## [Entries taken from a collection]
_ _ _ _
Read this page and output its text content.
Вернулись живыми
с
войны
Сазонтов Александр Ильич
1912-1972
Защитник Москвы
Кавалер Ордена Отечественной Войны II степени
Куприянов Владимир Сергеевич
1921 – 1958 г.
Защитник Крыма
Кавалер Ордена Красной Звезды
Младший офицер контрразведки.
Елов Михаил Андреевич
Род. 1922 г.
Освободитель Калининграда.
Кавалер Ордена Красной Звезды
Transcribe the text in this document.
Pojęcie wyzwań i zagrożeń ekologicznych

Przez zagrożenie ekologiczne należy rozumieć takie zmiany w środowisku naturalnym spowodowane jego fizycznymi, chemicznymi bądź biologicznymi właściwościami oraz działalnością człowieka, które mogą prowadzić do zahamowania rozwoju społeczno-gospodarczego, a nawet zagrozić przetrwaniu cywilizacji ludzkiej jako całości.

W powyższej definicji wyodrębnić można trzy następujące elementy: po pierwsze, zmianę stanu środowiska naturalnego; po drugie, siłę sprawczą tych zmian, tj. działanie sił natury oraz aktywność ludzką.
_ _ _ _
## [Request]
Exactly reproduce the lines from the one containing "Transcribe the text in this document." through the end of the records, and only those lines.

## [Answer for the task]
Transcribe the text in this document.
Pojęcie wyzwań i zagrożeń ekologicznych

Przez zagrożenie ekologiczne należy rozumieć takie zmiany w środowisku naturalnym spowodowane jego fizycznymi, chemicznymi bądź biologicznymi właściwościami oraz działalnością człowieka, które mogą prowadzić do zahamowania rozwoju społeczno-gospodarczego, a nawet zagrozić przetrwaniu cywilizacji ludzkiej jako całości.

W powyższej definicji wyodrębnić można trzy następujące elementy: po pierwsze, zmianę stanu środowiska naturalnego; po drugie, siłę sprawczą tych zmian, tj. działanie sił natury oraz aktywność ludzką.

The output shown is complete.